— start of Record excerpts —

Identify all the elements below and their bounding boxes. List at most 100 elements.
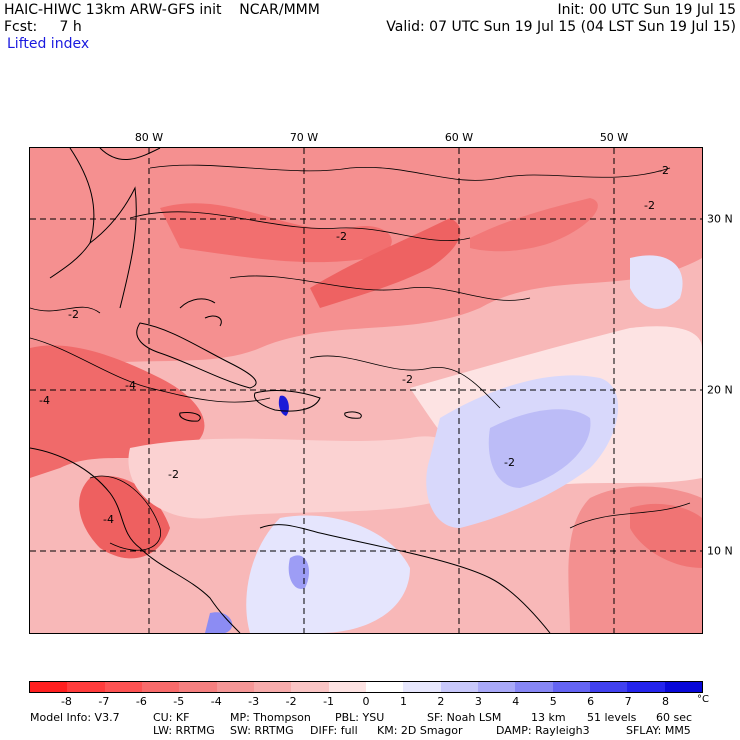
contour-label: -2 (168, 468, 179, 481)
model-title: HAIC-HIWC 13km ARW-GFS init NCAR/MMM (4, 2, 320, 18)
contour-label: -2 (504, 456, 515, 469)
lon-label-80w: 80 W (134, 131, 164, 144)
colorbar-tick-label: 8 (662, 695, 670, 708)
contour-3 (229, 275, 531, 301)
pbl-scheme: PBL: YSU (335, 711, 385, 724)
cumulus-scheme: CU: KF (153, 711, 190, 724)
coastlines (30, 148, 551, 633)
field-blue-core (488, 409, 591, 488)
coastline-jamaica (179, 412, 201, 422)
coastline-central-america (30, 447, 241, 633)
longwave-scheme: LW: RRTMG (153, 724, 215, 737)
lat-label-30n: 30 N (707, 212, 733, 226)
colorbar-segment (515, 682, 553, 692)
colorbar-segment (179, 682, 217, 692)
forecast-hour: Fcst: 7 h (4, 19, 82, 35)
time-step: 60 sec (656, 711, 693, 724)
field-caribbean-pink (128, 436, 465, 519)
surface-scheme: SF: Noah LSM (427, 711, 502, 724)
colorbar-segment (440, 682, 478, 692)
colorbar-unit: °C (697, 694, 709, 705)
contour-5 (89, 475, 162, 551)
field-streak-2 (310, 218, 461, 308)
contour-4 (30, 337, 271, 403)
colorbar-tick-label: 7 (624, 695, 632, 708)
contour-2 (129, 211, 471, 241)
valid-time: Valid: 07 UTC Sun 19 Jul 15 (04 LST Sun … (386, 19, 736, 35)
diffusion-option: DIFF: full (310, 724, 358, 737)
field-blue-venezuela (246, 515, 410, 633)
coastline-us-east (99, 148, 161, 161)
contour-value-labels: -2 -2 -2 -2 -2 -4 -4 -4 -2 -2 (39, 164, 669, 526)
coastline-bahamas (179, 298, 222, 327)
colorbar-tick-label: -1 (323, 695, 335, 708)
coastline-puerto-rico (344, 411, 362, 419)
colorbar-tick-label: 2 (437, 695, 445, 708)
colorbar-tick-label: 1 (399, 695, 407, 708)
damping-option: DAMP: Rayleigh3 (496, 724, 590, 737)
colorbar-segment (141, 682, 180, 692)
colorbar-tick-label: 6 (587, 695, 595, 708)
colorbar-tick-label: 4 (512, 695, 520, 708)
coastline-south-america (259, 524, 551, 633)
colorbar-segment (477, 682, 516, 692)
contour-6 (309, 355, 501, 409)
shortwave-scheme: SW: RRTMG (230, 724, 294, 737)
colorbar-tick-label: -7 (98, 695, 110, 708)
lon-label-60w: 60 W (444, 131, 474, 144)
colorbar-tick-label: -6 (135, 695, 147, 708)
colorbar-segment (365, 682, 404, 692)
colorbar-segment (589, 682, 628, 692)
field-name: Lifted index (7, 36, 90, 52)
colorbar-segment (67, 682, 105, 692)
colorbar-segment (664, 682, 702, 692)
lon-label-70w: 70 W (289, 131, 319, 144)
colorbar-tick-label: -2 (285, 695, 297, 708)
contour-7 (569, 502, 691, 529)
colorbar-tick-label: -3 (248, 695, 260, 708)
coastline-florida (49, 148, 137, 309)
contour-label: -2 (658, 164, 669, 177)
coastline-cuba (136, 322, 257, 389)
coastline-hispaniola (253, 390, 321, 412)
surface-layer: SFLAY: MM5 (626, 724, 691, 737)
contour-label: -4 (125, 379, 136, 392)
colorbar-segment (403, 682, 441, 692)
contours (30, 164, 691, 551)
colorbar-segment (30, 682, 68, 692)
contour-label: -2 (402, 373, 413, 386)
colorbar-segment (291, 682, 329, 692)
contour-label: -4 (39, 394, 50, 407)
contour-label: -2 (336, 230, 347, 243)
colorbar-segment (552, 682, 590, 692)
colorbar-segment (328, 682, 366, 692)
contour-label: -4 (103, 513, 114, 526)
graticule (30, 148, 702, 633)
colorbar-tick-label: 0 (362, 695, 370, 708)
colorbar-segment (627, 682, 665, 692)
vertical-levels: 51 levels (587, 711, 637, 724)
lifted-index-map: -2 -2 -2 -2 -2 -4 -4 -4 -2 -2 (29, 147, 703, 634)
grid-spacing: 13 km (531, 711, 566, 724)
eddy-coefficient: KM: 2D Smagor (377, 724, 463, 737)
colorbar-tick-label: -5 (173, 695, 185, 708)
field-streak-1 (160, 203, 392, 263)
contour-8 (30, 306, 101, 314)
contour-1 (149, 164, 671, 181)
microphysics-scheme: MP: Thompson (230, 711, 311, 724)
lat-label-10n: 10 N (707, 544, 733, 558)
init-time: Init: 00 UTC Sun 19 Jul 15 (557, 2, 736, 18)
field-southeast-streak (630, 503, 702, 568)
field-blue-north (630, 255, 683, 309)
model-info: Model Info: V3.7 (30, 711, 120, 724)
colorbar-tick-label: -8 (60, 695, 72, 708)
colorbar-segment (104, 682, 142, 692)
colorbar-tick-label: -4 (210, 695, 222, 708)
colorbar-segment (253, 682, 292, 692)
colorbar (29, 681, 703, 693)
lon-label-50w: 50 W (599, 131, 629, 144)
contour-label: -2 (68, 308, 79, 321)
contour-label: -2 (644, 199, 655, 212)
lat-label-20n: 20 N (707, 383, 733, 397)
field-streak-3 (470, 198, 598, 252)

— end of Record excerpts —

- [The request]:
Update the listing lines starting with the line containing "contour-label: -2 (168, 468, 179, 481)" and going on through the line containing "colorbar-segment (515, 682, 553, 692)", replacing "YSU" with "MYJ" and leaving everything else unchanged. Give only those lines.

- [Response to the task]:
contour-label: -2 (168, 468, 179, 481)
model-title: HAIC-HIWC 13km ARW-GFS init NCAR/MMM (4, 2, 320, 18)
contour-label: -2 (504, 456, 515, 469)
lon-label-80w: 80 W (134, 131, 164, 144)
colorbar-tick-label: 8 (662, 695, 670, 708)
contour-3 (229, 275, 531, 301)
pbl-scheme: PBL: MYJ (335, 711, 385, 724)
cumulus-scheme: CU: KF (153, 711, 190, 724)
coastlines (30, 148, 551, 633)
field-blue-core (488, 409, 591, 488)
coastline-jamaica (179, 412, 201, 422)
coastline-central-america (30, 447, 241, 633)
longwave-scheme: LW: RRTMG (153, 724, 215, 737)
lat-label-30n: 30 N (707, 212, 733, 226)
colorbar-segment (515, 682, 553, 692)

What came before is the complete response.